REQUIRED TASK:
Among the records below, find each line that includes the string "svamp" and copy it.

MATERIAL FOR THIS TASK:
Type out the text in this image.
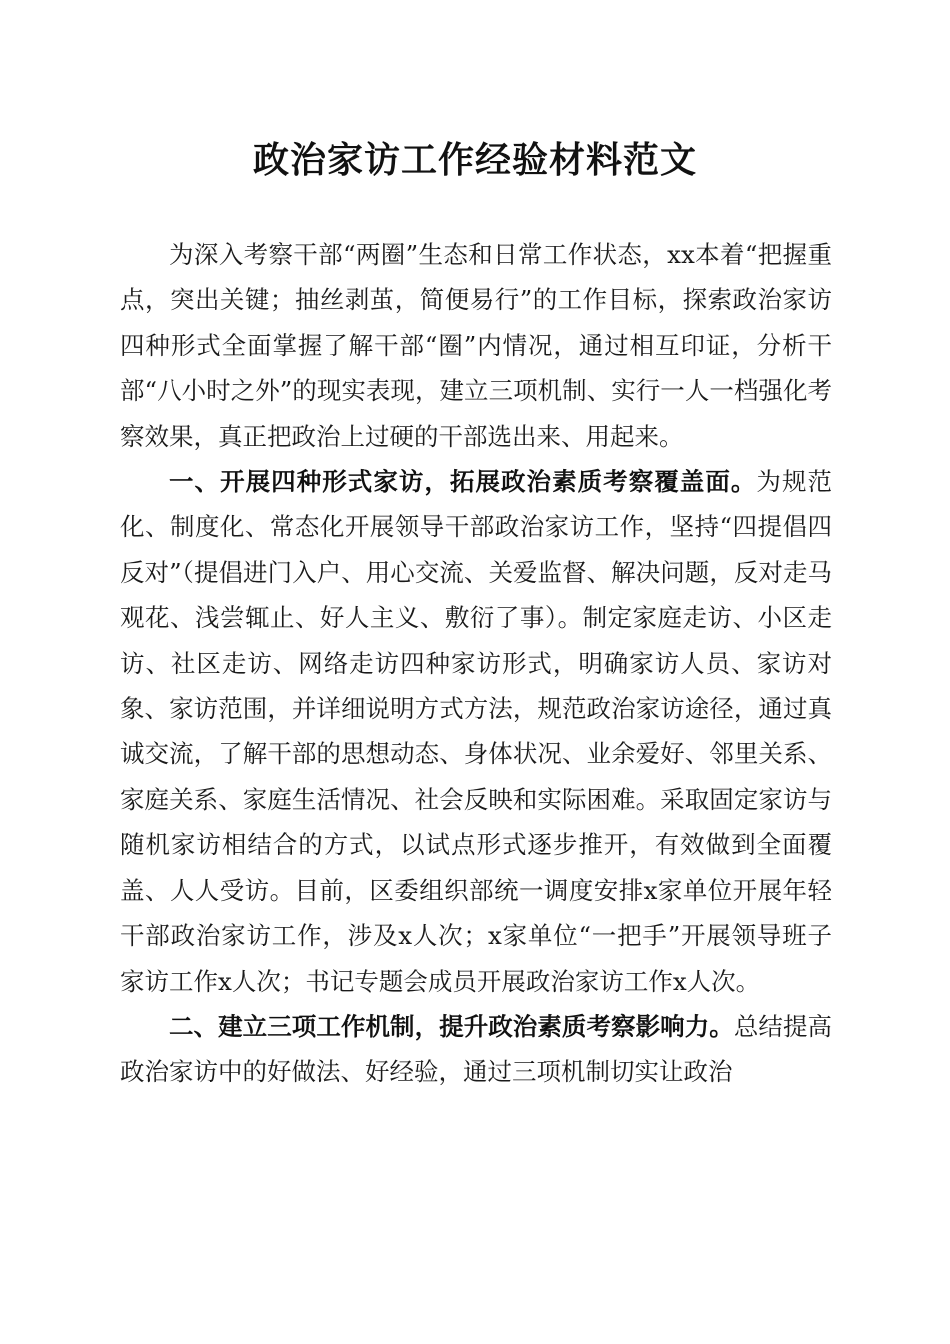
政治家访工作经验材料范文

为深入考察干部“两圈”生态和日常工作状态，xx本着“把握重点，突出关键；抽丝剥茧，简便易行”的工作目标，探索政治家访四种形式全面掌握了解干部“圈”内情况，通过相互印证，分析干部“八小时之外”的现实表现，建立三项机制、实行一人一档强化考察效果，真正把政治上过硬的干部选出来、用起来。

一、开展四种形式家访，拓展政治素质考察覆盖面。为规范化、制度化、常态化开展领导干部政治家访工作，坚持“四提倡四反对”（提倡进门入户、用心交流、关爱监督、解决问题，反对走马观花、浅尝辄止、好人主义、敷衍了事）。制定家庭走访、小区走访、社区走访、网络走访四种家访形式，明确家访人员、家访对象、家访范围，并详细说明方式方法，规范政治家访途径，通过真诚交流，了解干部的思想动态、身体状况、业余爱好、邻里关系、家庭关系、家庭生活情况、社会反映和实际困难。采取固定家访与随机家访相结合的方式，以试点形式逐步推开，有效做到全面覆盖、人人受访。目前，区委组织部统一调度安排x家单位开展年轻干部政治家访工作，涉及x人次；x家单位“一把手”开展领导班子家访工作x人次；书记专题会成员开展政治家访工作x人次。

二、建立三项工作机制，提升政治素质考察影响力。总结提高政治家访中的好做法、好经验，通过三项机制切实让政治
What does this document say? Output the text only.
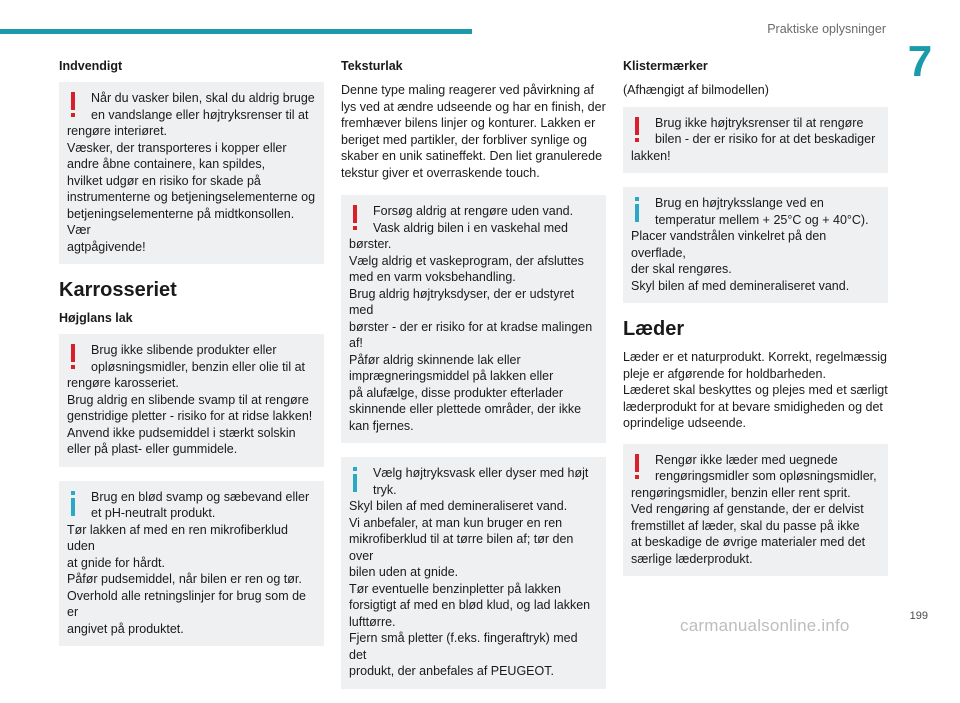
Praktiske oplysninger
7
Indvendigt
Når du vasker bilen, skal du aldrig bruge
en vandslange eller højtryksrenser til at
rengøre interiøret.
Væsker, der transporteres i kopper eller
andre åbne containere, kan spildes,
hvilket udgør en risiko for skade på
instrumenterne og betjeningselementerne og
betjeningselementerne på midtkonsollen. Vær
agtpågivende!
Karrosseriet
Højglans lak
Brug ikke slibende produkter eller
opløsningsmidler, benzin eller olie til at
rengøre karosseriet.
Brug aldrig en slibende svamp til at rengøre
genstridige pletter - risiko for at ridse lakken!
Anvend ikke pudsemiddel i stærkt solskin
eller på plast- eller gummidele.
Brug en blød svamp og sæbevand eller
et pH-neutralt produkt.
Tør lakken af med en ren mikrofiberklud uden
at gnide for hårdt.
Påfør pudsemiddel, når bilen er ren og tør.
Overhold alle retningslinjer for brug som de er
angivet på produktet.
Teksturlak
Denne type maling reagerer ved påvirkning af
lys ved at ændre udseende og har en finish, der
fremhæver bilens linjer og konturer. Lakken er
beriget med partikler, der forbliver synlige og
skaber en unik satineffekt. Den liet granulerede
tekstur giver et overraskende touch.
Forsøg aldrig at rengøre uden vand.
Vask aldrig bilen i en vaskehal med
børster.
Vælg aldrig et vaskeprogram, der afsluttes
med en varm voksbehandling.
Brug aldrig højtryksdyser, der er udstyret med
børster - der er risiko for at kradse malingen
af!
Påfør aldrig skinnende lak eller
imprægneringsmiddel på lakken eller
på alufælge, disse produkter efterlader
skinnende eller plettede områder, der ikke
kan fjernes.
Vælg højtryksvask eller dyser med højt
tryk.
Skyl bilen af med demineraliseret vand.
Vi anbefaler, at man kun bruger en ren
mikrofiberklud til at tørre bilen af; tør den over
bilen uden at gnide.
Tør eventuelle benzinpletter på lakken
forsigtigt af med en blød klud, og lad lakken
lufttørre.
Fjern små pletter (f.eks. fingeraftryk) med det
produkt, der anbefales af PEUGEOT.
Klistermærker
(Afhængigt af bilmodellen)
Brug ikke højtryksrenser til at rengøre
bilen - der er risiko for at det beskadiger
lakken!
Brug en højtryksslange ved en
temperatur mellem + 25°C og + 40°C).
Placer vandstrålen vinkelret på den overflade,
der skal rengøres.
Skyl bilen af med demineraliseret vand.
Læder
Læder er et naturprodukt. Korrekt, regelmæssig
pleje er afgørende for holdbarheden.
Læderet skal beskyttes og plejes med et særligt
læderprodukt for at bevare smidigheden og det
oprindelige udseende.
Rengør ikke læder med uegnede
rengøringsmidler som opløsningsmidler,
rengøringsmidler, benzin eller rent sprit.
Ved rengøring af genstande, der er delvist
fremstillet af læder, skal du passe på ikke
at beskadige de øvrige materialer med det
særlige læderprodukt.
199
carmanualsonline.info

OUTPUT OF THE EXERCISE:
Brug aldrig en slibende svamp til at rengøre
Brug en blød svamp og sæbevand eller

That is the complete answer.